• **Work required**:
Without the pictures, set down every line of the data exactly.

(Collected data entries)
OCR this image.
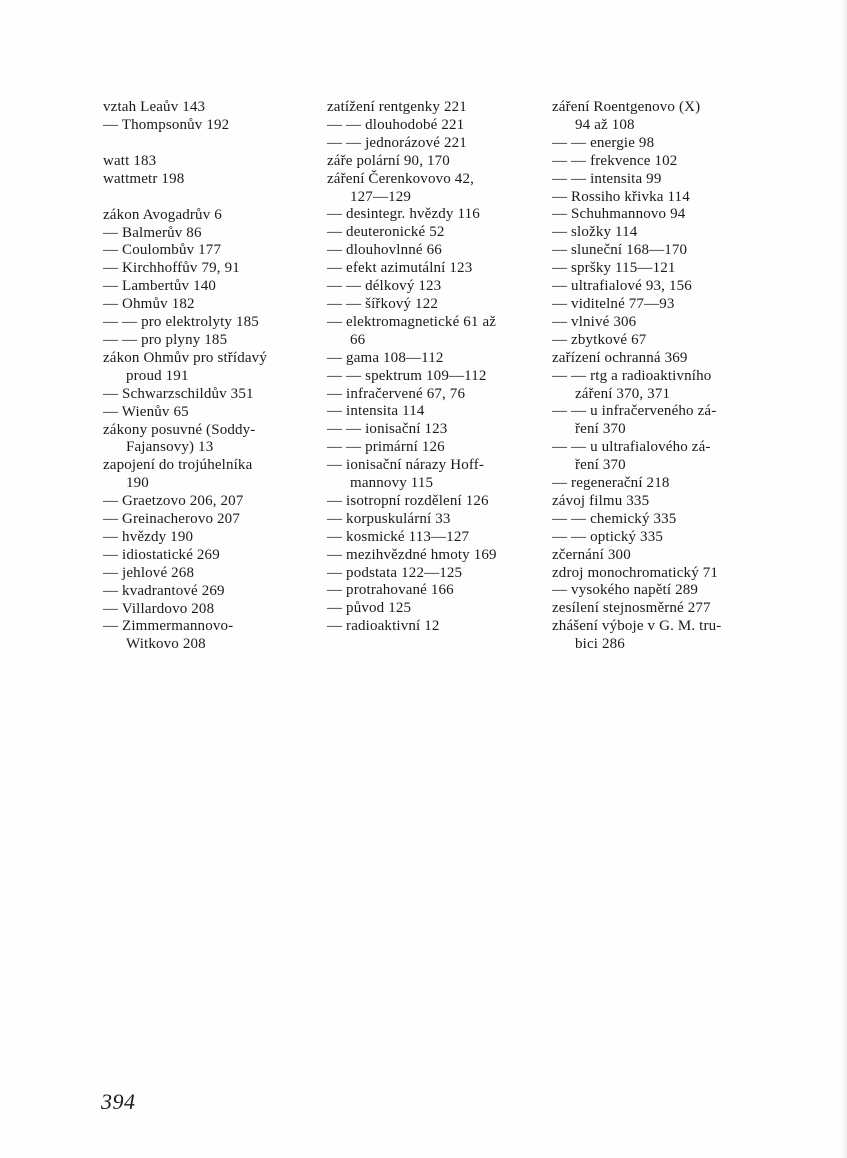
vztah Leaův 143
— Thompsonův 192
watt 183
wattmetr 198
zákon Avogadrův 6
— Balmerův 86
— Coulombův 177
— Kirchhoffův 79, 91
— Lambertův 140
— Ohmův 182
— — pro elektrolyty 185
— — pro plyny 185
zákon Ohmův pro střídavý
proud 191
— Schwarzschildův 351
— Wienův 65
zákony posuvné (Soddy-
Fajansovy) 13
zapojení do trojúhelníka
190
— Graetzovo 206, 207
— Greinacherovo 207
— hvězdy 190
— idiostatické 269
— jehlové 268
— kvadrantové 269
— Villardovo 208
— Zimmermannovo-
Witkovo 208
zatížení rentgenky 221
— — dlouhodobé 221
— — jednorázové 221
záře polární 90, 170
záření Čerenkovovo 42,
127—129
— desintegr. hvězdy 116
— deuteronické 52
— dlouhovlnné 66
— efekt azimutální 123
— — délkový 123
— — šířkový 122
— elektromagnetické 61 až
66
— gama 108—112
— — spektrum 109—112
— infračervené 67, 76
— intensita 114
— — ionisační 123
— — primární 126
— ionisační nárazy Hoff-
mannovy 115
— isotropní rozdělení 126
— korpuskulární 33
— kosmické 113—127
— mezihvězdné hmoty 169
— podstata 122—125
— protrahované 166
— původ 125
— radioaktivní 12
záření Roentgenovo (X)
94 až 108
— — energie 98
— — frekvence 102
— — intensita 99
— Rossiho křivka 114
— Schuhmannovo 94
— složky 114
— sluneční 168—170
— spršky 115—121
— ultrafialové 93, 156
— viditelné 77—93
— vlnivé 306
— zbytkové 67
zařízení ochranná 369
— — rtg a radioaktivního
záření 370, 371
— — u infračerveného zá-
ření 370
— — u ultrafialového zá-
ření 370
— regenerační 218
závoj filmu 335
— — chemický 335
— — optický 335
zčernání 300
zdroj monochromatický 71
— vysokého napětí 289
zesílení stejnosměrné 277
zhášení výboje v G. M. tru-
bici 286
394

• **Result below**:
OCR this image.
vztah Leaův 143
— Thompsonův 192
watt 183
wattmetr 198
zákon Avogadrův 6
— Balmerův 86
— Coulombův 177
— Kirchhoffův 79, 91
— Lambertův 140
— Ohmův 182
— — pro elektrolyty 185
— — pro plyny 185
zákon Ohmův pro střídavý
proud 191
— Schwarzschildův 351
— Wienův 65
zákony posuvné (Soddy-
Fajansovy) 13
zapojení do trojúhelníka
190
— Graetzovo 206, 207
— Greinacherovo 207
— hvězdy 190
— idiostatické 269
— jehlové 268
— kvadrantové 269
— Villardovo 208
— Zimmermannovo-
Witkovo 208
zatížení rentgenky 221
— — dlouhodobé 221
— — jednorázové 221
záře polární 90, 170
záření Čerenkovovo 42,
127—129
— desintegr. hvězdy 116
— deuteronické 52
— dlouhovlnné 66
— efekt azimutální 123
— — délkový 123
— — šířkový 122
— elektromagnetické 61 až
66
— gama 108—112
— — spektrum 109—112
— infračervené 67, 76
— intensita 114
— — ionisační 123
— — primární 126
— ionisační nárazy Hoff-
mannovy 115
— isotropní rozdělení 126
— korpuskulární 33
— kosmické 113—127
— mezihvězdné hmoty 169
— podstata 122—125
— protrahované 166
— původ 125
— radioaktivní 12
záření Roentgenovo (X)
94 až 108
— — energie 98
— — frekvence 102
— — intensita 99
— Rossiho křivka 114
— Schuhmannovo 94
— složky 114
— sluneční 168—170
— spršky 115—121
— ultrafialové 93, 156
— viditelné 77—93
— vlnivé 306
— zbytkové 67
zařízení ochranná 369
— — rtg a radioaktivního
záření 370, 371
— — u infračerveného zá-
ření 370
— — u ultrafialového zá-
ření 370
— regenerační 218
závoj filmu 335
— — chemický 335
— — optický 335
zčernání 300
zdroj monochromatický 71
— vysokého napětí 289
zesílení stejnosměrné 277
zhášení výboje v G. M. tru-
bici 286
394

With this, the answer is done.